Begin

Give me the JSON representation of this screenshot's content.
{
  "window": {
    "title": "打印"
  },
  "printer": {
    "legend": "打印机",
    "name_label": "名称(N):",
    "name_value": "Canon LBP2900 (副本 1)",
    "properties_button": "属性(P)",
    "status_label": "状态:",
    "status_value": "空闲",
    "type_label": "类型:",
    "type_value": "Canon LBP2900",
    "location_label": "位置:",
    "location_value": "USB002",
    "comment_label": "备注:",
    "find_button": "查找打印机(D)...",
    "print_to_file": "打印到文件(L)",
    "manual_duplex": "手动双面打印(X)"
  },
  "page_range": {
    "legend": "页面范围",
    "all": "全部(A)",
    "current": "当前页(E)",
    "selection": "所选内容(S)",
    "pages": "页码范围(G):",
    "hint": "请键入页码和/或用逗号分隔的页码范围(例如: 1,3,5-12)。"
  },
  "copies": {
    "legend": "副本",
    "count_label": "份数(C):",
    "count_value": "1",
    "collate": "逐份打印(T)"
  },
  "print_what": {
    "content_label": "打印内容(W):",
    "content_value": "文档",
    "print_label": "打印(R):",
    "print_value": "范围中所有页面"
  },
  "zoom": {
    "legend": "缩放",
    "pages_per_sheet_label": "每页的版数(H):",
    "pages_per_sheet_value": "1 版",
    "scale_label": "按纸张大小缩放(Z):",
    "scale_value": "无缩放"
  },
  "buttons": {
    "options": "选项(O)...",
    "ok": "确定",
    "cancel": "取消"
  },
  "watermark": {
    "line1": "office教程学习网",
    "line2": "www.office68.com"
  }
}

End

[TASK TO COMPLETE]:
Extract all lines that hold the word "legend".

[EXERCISE OUTPUT]:
    "legend": "打印机",
    "legend": "页面范围",
    "legend": "副本",
    "legend": "缩放",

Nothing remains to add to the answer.